Provided information:
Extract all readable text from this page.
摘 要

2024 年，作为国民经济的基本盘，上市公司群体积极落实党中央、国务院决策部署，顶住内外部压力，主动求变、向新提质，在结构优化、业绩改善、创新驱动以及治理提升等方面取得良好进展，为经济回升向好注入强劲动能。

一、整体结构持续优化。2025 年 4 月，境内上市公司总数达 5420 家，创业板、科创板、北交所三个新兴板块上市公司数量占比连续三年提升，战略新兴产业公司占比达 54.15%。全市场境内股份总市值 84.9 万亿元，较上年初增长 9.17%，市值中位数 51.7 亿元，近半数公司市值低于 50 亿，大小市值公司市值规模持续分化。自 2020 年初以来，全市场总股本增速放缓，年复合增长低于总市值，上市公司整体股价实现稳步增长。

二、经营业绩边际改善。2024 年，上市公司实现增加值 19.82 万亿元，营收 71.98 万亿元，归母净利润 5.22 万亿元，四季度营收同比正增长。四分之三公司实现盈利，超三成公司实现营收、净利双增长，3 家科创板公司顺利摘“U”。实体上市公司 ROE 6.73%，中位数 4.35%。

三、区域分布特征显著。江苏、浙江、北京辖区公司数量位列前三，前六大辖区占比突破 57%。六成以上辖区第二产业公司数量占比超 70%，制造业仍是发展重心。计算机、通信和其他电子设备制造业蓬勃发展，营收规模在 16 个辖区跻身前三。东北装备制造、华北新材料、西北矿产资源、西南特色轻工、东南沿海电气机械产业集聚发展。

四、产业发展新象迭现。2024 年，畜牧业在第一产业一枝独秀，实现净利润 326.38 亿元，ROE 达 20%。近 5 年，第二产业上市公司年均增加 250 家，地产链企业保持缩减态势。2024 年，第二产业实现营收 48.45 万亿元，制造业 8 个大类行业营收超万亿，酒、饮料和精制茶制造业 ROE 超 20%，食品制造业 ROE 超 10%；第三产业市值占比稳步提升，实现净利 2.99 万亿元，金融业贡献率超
---
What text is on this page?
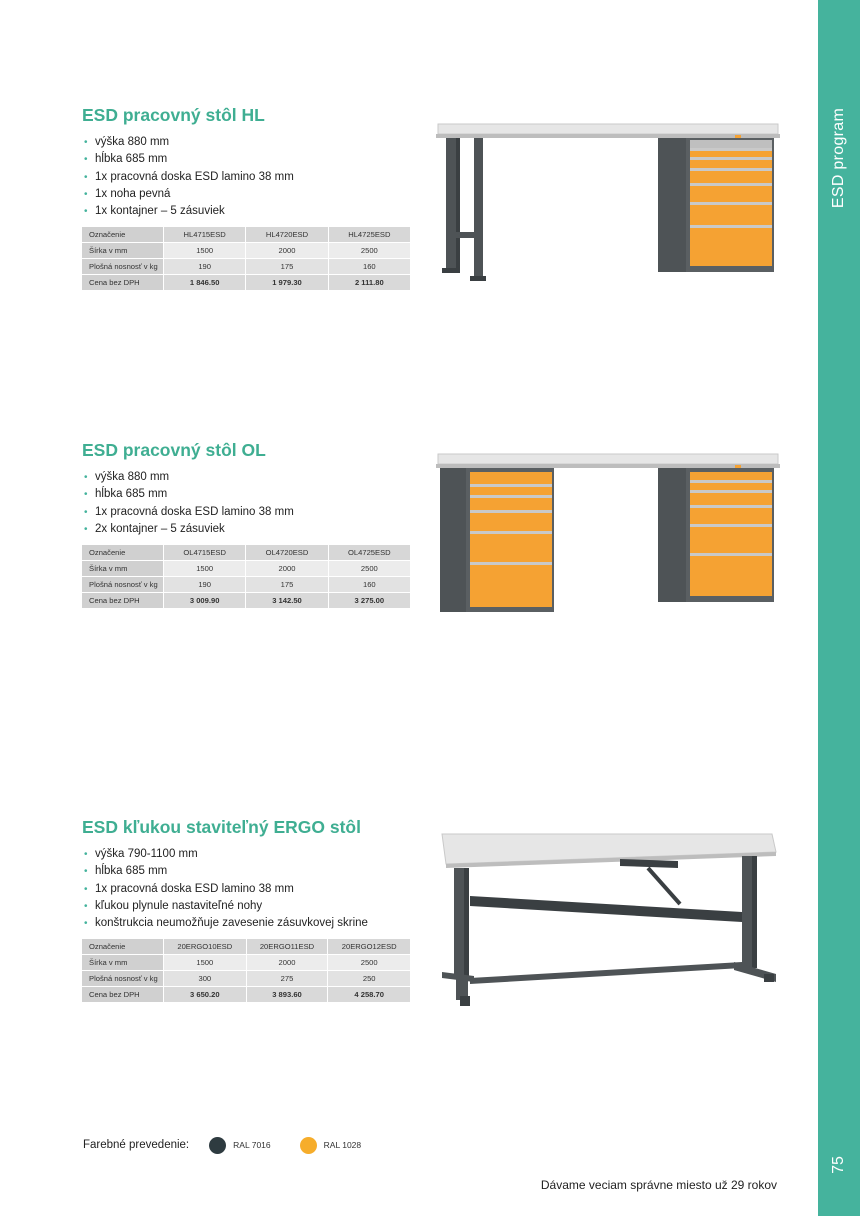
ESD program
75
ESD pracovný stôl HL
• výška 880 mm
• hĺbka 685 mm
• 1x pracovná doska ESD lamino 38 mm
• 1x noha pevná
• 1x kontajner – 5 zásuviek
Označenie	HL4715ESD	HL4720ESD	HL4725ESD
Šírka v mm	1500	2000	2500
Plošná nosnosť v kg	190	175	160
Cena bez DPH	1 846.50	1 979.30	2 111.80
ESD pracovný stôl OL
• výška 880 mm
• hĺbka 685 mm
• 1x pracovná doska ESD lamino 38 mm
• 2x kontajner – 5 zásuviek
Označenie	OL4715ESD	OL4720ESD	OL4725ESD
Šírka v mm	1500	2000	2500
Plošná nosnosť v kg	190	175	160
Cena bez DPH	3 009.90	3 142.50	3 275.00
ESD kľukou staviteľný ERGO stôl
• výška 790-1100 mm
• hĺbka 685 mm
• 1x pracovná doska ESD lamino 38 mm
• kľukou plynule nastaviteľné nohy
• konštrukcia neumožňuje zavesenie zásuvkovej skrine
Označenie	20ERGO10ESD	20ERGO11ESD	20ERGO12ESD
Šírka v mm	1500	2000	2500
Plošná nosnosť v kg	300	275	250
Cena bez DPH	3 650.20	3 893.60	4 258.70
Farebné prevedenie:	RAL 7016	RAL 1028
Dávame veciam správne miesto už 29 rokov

Exercise details: Tell how many lines above contain the word "stôl". Give the number alone.

Result: 3